_DO THIS_
Write out every line of the records below word for word, leaving out the pictures.

[Annotations of page elements]
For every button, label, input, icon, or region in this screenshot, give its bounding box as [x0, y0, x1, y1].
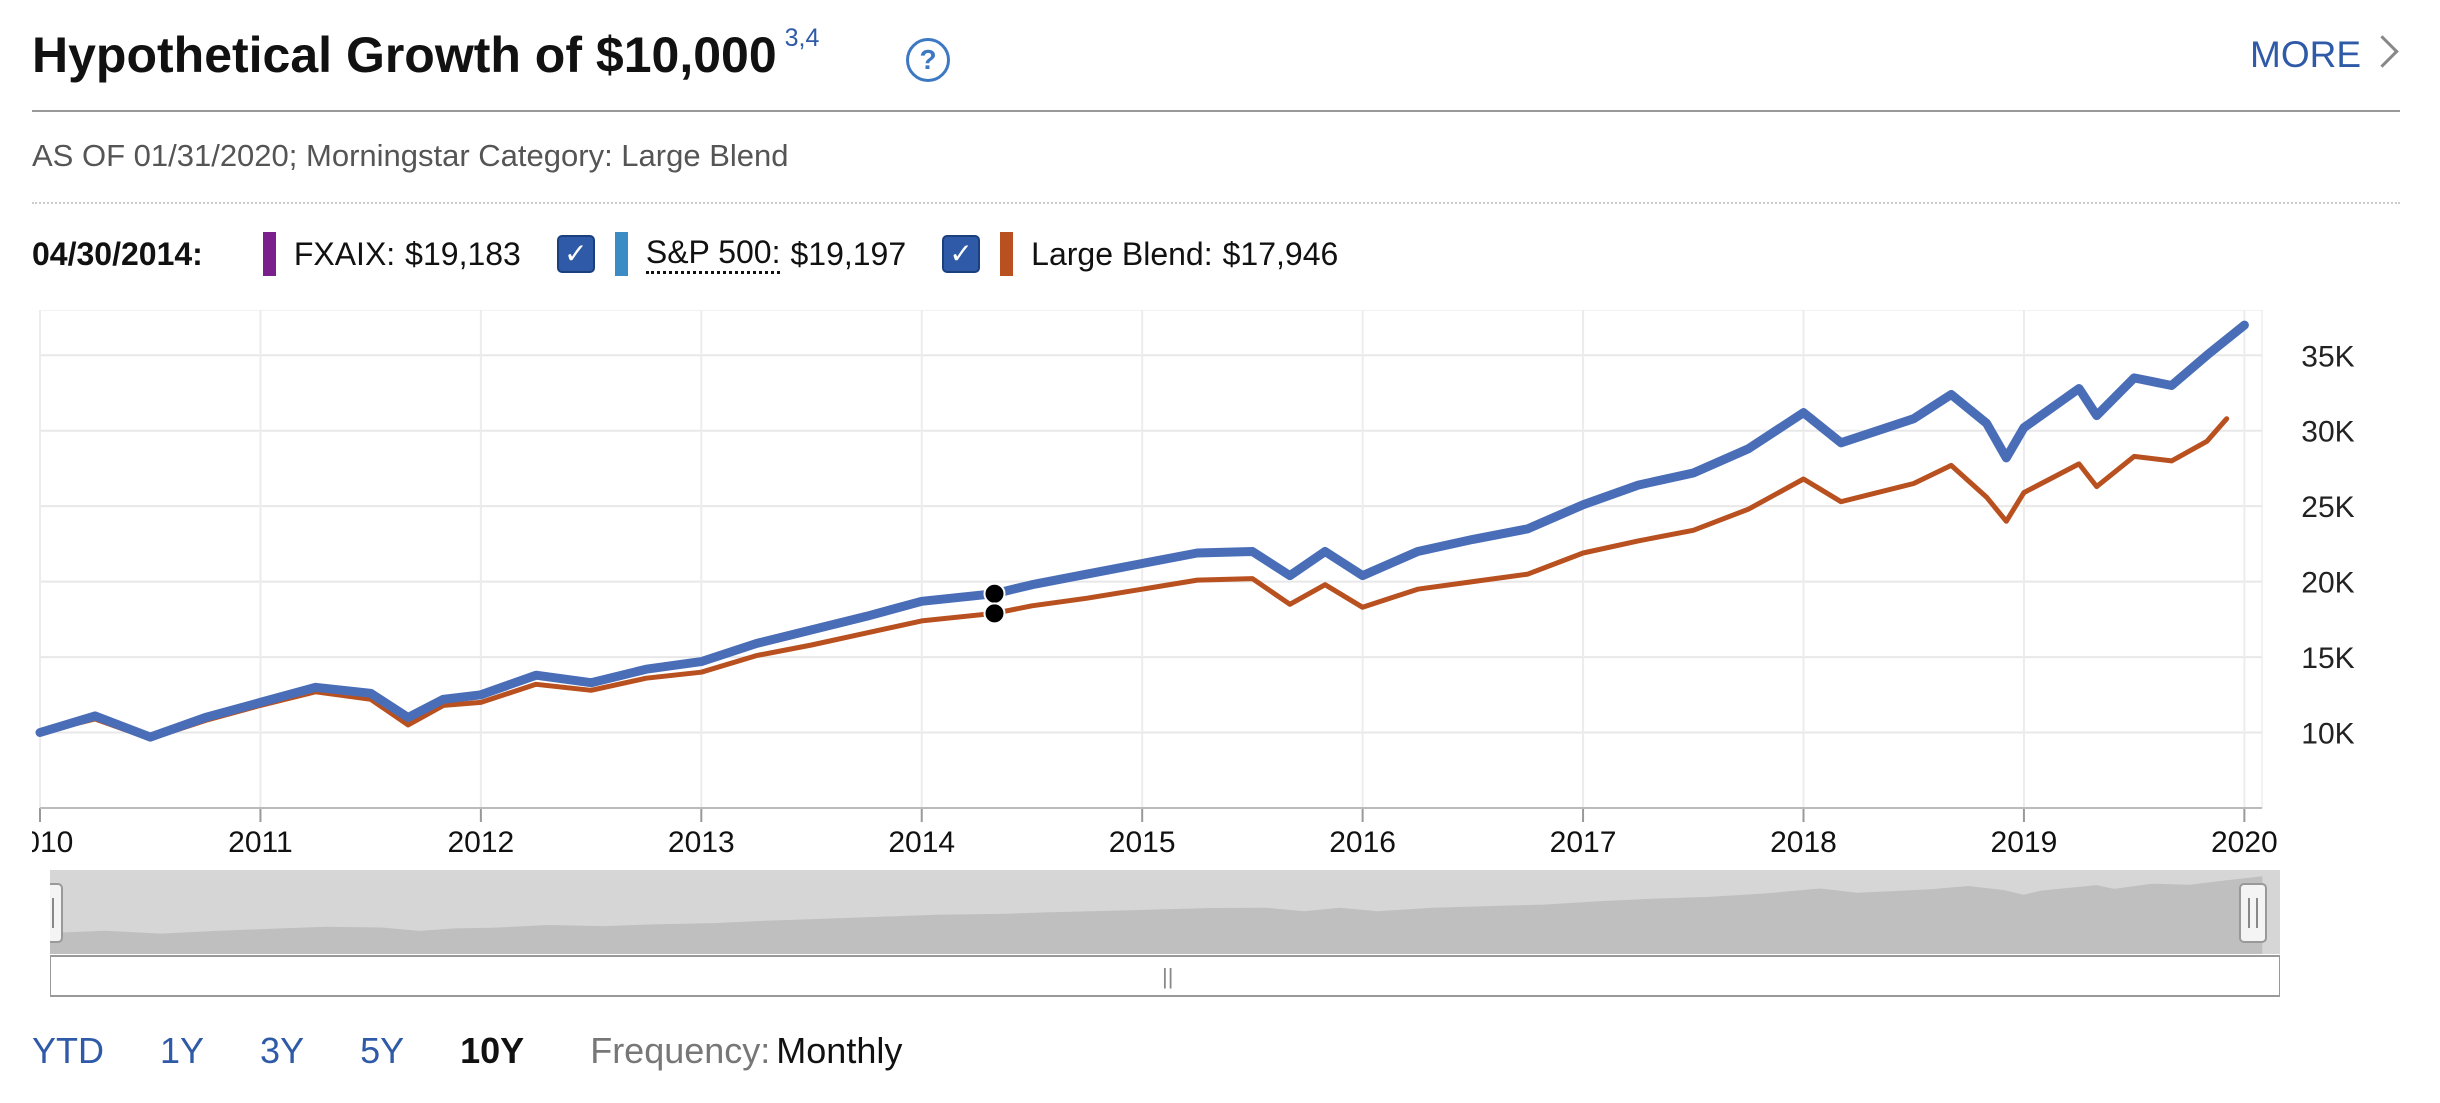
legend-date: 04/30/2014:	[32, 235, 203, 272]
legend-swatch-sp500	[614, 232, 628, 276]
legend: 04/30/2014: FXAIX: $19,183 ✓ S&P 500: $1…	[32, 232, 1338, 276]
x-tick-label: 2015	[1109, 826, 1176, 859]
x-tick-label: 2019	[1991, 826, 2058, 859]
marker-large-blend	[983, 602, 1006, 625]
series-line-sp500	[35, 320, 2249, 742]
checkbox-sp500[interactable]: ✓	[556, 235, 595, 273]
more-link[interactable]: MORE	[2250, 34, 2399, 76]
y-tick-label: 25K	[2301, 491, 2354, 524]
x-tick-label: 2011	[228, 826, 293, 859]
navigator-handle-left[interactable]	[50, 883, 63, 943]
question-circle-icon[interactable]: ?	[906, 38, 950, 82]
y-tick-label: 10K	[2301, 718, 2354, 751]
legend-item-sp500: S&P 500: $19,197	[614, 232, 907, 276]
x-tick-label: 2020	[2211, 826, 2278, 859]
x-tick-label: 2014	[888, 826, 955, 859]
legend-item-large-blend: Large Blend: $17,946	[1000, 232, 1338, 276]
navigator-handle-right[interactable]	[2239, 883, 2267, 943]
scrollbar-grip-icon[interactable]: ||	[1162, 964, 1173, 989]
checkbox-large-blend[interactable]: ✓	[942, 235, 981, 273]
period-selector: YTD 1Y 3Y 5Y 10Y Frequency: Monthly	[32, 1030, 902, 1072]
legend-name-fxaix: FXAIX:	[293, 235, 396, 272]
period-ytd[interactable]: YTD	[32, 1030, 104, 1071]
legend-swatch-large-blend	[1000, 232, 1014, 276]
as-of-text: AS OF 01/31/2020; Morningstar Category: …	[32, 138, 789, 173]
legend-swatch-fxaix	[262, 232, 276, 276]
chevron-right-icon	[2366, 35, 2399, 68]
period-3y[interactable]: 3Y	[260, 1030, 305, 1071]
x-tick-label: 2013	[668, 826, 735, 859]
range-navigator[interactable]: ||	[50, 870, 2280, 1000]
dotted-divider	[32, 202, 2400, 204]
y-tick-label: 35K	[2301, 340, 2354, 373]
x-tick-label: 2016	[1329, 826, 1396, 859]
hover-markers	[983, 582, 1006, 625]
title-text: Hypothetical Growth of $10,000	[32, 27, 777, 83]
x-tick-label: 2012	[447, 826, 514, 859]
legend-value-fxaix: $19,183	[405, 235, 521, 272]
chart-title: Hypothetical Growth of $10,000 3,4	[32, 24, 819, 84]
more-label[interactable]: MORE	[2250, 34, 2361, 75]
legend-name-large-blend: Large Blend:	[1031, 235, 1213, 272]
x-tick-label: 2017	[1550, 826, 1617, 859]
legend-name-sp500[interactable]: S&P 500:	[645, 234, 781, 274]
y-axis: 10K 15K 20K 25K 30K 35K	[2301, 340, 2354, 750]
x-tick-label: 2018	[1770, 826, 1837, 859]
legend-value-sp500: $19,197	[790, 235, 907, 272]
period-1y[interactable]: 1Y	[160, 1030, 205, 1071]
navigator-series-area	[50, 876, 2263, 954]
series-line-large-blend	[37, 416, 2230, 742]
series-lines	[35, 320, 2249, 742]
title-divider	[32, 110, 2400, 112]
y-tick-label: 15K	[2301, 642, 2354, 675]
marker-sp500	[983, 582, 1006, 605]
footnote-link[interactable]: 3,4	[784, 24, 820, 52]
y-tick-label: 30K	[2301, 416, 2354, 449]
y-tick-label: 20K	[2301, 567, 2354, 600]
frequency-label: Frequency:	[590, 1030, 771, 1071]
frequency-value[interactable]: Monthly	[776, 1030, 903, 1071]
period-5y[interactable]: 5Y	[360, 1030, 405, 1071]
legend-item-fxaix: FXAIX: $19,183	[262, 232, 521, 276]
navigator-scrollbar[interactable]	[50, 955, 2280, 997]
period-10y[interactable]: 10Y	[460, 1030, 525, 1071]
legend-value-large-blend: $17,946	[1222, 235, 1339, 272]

_THE RESPONSE_
For every button, label, input, icon, or region in this screenshot, give its bounding box as [x0, y0, x1, y1].
legend-date: 04/30/2014:	[32, 235, 203, 272]
legend-swatch-sp500	[614, 232, 628, 276]
legend: 04/30/2014: FXAIX: $19,183 ✓ S&P 500: $1…	[32, 232, 1338, 276]
x-tick-label: 2015	[1109, 826, 1176, 859]
x-tick-label: 2019	[1991, 826, 2058, 859]
marker-large-blend	[983, 602, 1006, 625]
series-line-sp500	[35, 320, 2249, 742]
checkbox-sp500[interactable]: ✓	[556, 235, 595, 273]
more-link[interactable]: MORE	[2250, 34, 2399, 76]
y-tick-label: 25K	[2301, 491, 2354, 524]
x-tick-label: 2011	[228, 826, 293, 859]
navigator-handle-left[interactable]	[50, 883, 63, 943]
question-circle-icon[interactable]: ?	[906, 38, 950, 82]
y-tick-label: 10K	[2301, 718, 2354, 751]
legend-item-sp500: S&P 500: $19,197	[614, 232, 907, 276]
x-tick-label: 2020	[2211, 826, 2278, 859]
x-tick-label: 2014	[888, 826, 955, 859]
legend-item-large-blend: Large Blend: $17,946	[1000, 232, 1338, 276]
navigator-handle-right[interactable]	[2239, 883, 2267, 943]
scrollbar-grip-icon[interactable]: ||	[1162, 964, 1173, 989]
checkbox-large-blend[interactable]: ✓	[942, 235, 981, 273]
period-selector: YTD 1Y 3Y 5Y 10Y Frequency: Monthly	[32, 1030, 902, 1072]
legend-name-fxaix: FXAIX:	[293, 235, 396, 272]
period-ytd[interactable]: YTD	[32, 1030, 104, 1071]
legend-swatch-large-blend	[1000, 232, 1014, 276]
as-of-text: AS OF 01/31/2020; Morningstar Category: …	[32, 138, 789, 173]
legend-swatch-fxaix	[262, 232, 276, 276]
chevron-right-icon	[2366, 35, 2399, 68]
period-3y[interactable]: 3Y	[260, 1030, 305, 1071]
x-tick-label: 2013	[668, 826, 735, 859]
range-navigator[interactable]: ||	[50, 870, 2280, 1000]
dotted-divider	[32, 202, 2400, 204]
y-tick-label: 35K	[2301, 340, 2354, 373]
x-tick-label: 2016	[1329, 826, 1396, 859]
hover-markers	[983, 582, 1006, 625]
title-text: Hypothetical Growth of $10,000	[32, 27, 777, 83]
x-tick-label: 2012	[447, 826, 514, 859]
legend-value-fxaix: $19,183	[405, 235, 521, 272]
chart-title: Hypothetical Growth of $10,000 3,4	[32, 24, 819, 84]
more-label[interactable]: MORE	[2250, 34, 2361, 75]
legend-name-large-blend: Large Blend:	[1031, 235, 1213, 272]
x-tick-label: 2017	[1550, 826, 1617, 859]
legend-name-sp500[interactable]: S&P 500:	[645, 234, 781, 274]
y-axis: 10K 15K 20K 25K 30K 35K	[2301, 340, 2354, 750]
x-tick-label: 2018	[1770, 826, 1837, 859]
legend-value-sp500: $19,197	[790, 235, 907, 272]
period-1y[interactable]: 1Y	[160, 1030, 205, 1071]
navigator-series-area	[50, 876, 2263, 954]
series-line-large-blend	[37, 416, 2230, 742]
series-lines	[35, 320, 2249, 742]
title-divider	[32, 110, 2400, 112]
y-tick-label: 15K	[2301, 642, 2354, 675]
marker-sp500	[983, 582, 1006, 605]
footnote-link[interactable]: 3,4	[784, 24, 820, 52]
y-tick-label: 30K	[2301, 416, 2354, 449]
y-tick-label: 20K	[2301, 567, 2354, 600]
frequency-label: Frequency:	[590, 1030, 771, 1071]
frequency-value[interactable]: Monthly	[776, 1030, 903, 1071]
period-5y[interactable]: 5Y	[360, 1030, 405, 1071]
legend-item-fxaix: FXAIX: $19,183	[262, 232, 521, 276]
navigator-scrollbar[interactable]	[50, 955, 2280, 997]
period-10y[interactable]: 10Y	[460, 1030, 525, 1071]
legend-value-large-blend: $17,946	[1222, 235, 1339, 272]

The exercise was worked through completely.